> **TO DO**
Which lines in the items below contain the string "delay", matching case exactly? Report each of those lines in full.

Entries taken from a collection

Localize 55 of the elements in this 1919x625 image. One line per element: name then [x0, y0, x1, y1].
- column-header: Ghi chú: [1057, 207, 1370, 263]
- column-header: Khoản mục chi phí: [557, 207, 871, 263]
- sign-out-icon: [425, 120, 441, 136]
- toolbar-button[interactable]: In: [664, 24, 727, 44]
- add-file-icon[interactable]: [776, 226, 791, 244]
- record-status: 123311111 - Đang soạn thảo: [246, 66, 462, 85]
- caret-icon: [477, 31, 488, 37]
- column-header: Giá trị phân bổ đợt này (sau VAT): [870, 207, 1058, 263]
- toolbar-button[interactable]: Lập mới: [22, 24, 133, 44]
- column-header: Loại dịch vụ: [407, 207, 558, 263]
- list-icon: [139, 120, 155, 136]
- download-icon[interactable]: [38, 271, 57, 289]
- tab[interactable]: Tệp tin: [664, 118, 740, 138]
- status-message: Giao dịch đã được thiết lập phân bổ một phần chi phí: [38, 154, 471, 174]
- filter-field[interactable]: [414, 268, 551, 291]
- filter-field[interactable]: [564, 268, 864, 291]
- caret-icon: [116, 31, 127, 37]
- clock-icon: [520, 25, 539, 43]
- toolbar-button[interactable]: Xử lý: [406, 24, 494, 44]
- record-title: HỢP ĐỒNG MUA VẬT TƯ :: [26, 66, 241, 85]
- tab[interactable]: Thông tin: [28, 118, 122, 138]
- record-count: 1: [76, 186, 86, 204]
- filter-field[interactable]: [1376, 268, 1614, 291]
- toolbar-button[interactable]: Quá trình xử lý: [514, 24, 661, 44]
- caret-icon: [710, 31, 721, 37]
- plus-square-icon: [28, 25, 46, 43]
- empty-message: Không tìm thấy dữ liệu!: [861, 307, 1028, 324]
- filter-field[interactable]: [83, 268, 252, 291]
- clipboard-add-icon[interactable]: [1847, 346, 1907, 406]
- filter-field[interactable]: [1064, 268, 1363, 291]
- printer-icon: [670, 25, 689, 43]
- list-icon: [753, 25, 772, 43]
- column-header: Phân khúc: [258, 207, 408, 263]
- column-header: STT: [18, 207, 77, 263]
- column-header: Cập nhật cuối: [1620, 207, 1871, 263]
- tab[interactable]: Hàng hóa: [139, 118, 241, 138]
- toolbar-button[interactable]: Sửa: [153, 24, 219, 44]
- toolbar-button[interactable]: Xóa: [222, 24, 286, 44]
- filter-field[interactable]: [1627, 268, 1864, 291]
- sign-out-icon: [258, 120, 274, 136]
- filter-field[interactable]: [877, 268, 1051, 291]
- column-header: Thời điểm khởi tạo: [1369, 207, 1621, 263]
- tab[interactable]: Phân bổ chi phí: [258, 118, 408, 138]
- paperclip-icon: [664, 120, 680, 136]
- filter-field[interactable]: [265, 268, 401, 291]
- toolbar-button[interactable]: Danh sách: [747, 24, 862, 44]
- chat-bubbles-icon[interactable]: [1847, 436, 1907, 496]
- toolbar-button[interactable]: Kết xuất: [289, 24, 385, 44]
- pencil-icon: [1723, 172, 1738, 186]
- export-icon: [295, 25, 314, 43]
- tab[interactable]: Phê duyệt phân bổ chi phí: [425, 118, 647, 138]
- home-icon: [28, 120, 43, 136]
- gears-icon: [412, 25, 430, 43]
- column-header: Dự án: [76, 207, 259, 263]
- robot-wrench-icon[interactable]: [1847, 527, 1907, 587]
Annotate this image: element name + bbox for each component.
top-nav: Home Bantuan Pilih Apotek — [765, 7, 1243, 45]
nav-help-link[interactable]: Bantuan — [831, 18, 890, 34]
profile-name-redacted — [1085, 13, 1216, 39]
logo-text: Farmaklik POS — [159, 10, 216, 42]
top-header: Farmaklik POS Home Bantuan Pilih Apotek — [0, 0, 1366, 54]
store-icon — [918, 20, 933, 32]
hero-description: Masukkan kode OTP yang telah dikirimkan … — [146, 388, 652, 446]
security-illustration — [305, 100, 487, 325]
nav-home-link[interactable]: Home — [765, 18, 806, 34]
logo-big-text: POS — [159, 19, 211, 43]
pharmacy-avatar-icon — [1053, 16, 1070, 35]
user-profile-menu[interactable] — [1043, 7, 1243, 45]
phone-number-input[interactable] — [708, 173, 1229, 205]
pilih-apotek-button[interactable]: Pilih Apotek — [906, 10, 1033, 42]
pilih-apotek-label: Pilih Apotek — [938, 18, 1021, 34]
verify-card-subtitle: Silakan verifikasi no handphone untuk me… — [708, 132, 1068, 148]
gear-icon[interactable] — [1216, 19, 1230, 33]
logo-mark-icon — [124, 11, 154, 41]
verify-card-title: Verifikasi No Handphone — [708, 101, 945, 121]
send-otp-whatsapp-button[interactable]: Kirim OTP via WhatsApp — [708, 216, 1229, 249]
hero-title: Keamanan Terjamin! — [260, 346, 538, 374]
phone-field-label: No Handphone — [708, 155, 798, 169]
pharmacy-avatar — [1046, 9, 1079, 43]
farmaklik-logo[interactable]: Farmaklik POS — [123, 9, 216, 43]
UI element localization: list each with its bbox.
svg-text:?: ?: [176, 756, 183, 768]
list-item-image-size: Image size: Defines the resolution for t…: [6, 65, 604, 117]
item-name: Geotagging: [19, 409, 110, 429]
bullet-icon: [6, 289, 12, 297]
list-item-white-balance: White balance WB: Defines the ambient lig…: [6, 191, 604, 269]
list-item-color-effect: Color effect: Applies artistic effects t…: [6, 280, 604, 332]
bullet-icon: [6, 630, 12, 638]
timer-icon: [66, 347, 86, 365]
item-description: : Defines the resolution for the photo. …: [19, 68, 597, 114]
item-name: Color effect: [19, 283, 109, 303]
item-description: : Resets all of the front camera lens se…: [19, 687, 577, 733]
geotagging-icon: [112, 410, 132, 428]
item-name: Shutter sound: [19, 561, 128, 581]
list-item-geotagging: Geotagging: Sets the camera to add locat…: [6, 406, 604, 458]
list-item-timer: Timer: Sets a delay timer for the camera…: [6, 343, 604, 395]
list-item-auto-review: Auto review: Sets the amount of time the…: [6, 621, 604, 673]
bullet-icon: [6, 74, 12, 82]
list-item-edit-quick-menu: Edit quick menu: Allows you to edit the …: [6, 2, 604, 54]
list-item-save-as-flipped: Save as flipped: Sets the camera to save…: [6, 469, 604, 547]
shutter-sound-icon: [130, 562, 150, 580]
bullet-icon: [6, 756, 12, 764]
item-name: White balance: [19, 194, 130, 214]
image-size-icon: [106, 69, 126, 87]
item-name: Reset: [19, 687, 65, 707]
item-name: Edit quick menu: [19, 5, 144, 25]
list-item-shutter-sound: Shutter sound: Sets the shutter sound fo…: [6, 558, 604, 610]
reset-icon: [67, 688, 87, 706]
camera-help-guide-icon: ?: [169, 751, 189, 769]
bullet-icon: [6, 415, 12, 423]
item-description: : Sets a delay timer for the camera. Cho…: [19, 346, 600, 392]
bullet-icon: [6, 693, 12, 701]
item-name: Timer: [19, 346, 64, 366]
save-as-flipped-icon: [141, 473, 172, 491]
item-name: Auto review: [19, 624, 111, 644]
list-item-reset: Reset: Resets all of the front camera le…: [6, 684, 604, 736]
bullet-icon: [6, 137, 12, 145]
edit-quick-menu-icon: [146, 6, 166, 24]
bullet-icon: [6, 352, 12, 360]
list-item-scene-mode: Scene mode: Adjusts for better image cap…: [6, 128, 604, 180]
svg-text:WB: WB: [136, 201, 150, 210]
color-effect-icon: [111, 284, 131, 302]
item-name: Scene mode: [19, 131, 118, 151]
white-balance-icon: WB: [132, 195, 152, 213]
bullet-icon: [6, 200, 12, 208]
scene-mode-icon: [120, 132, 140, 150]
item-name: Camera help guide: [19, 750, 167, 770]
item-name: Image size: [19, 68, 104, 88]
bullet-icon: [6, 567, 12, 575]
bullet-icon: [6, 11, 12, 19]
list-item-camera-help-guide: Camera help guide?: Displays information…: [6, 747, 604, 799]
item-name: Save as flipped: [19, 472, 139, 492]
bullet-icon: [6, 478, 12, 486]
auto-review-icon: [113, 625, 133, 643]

> **EXERCISE SOLUTION**
list-item-timer: Timer: Sets a delay timer for the camera…: [6, 343, 604, 395]
item-description: : Sets a delay timer for the camera. Cho…: [19, 346, 600, 392]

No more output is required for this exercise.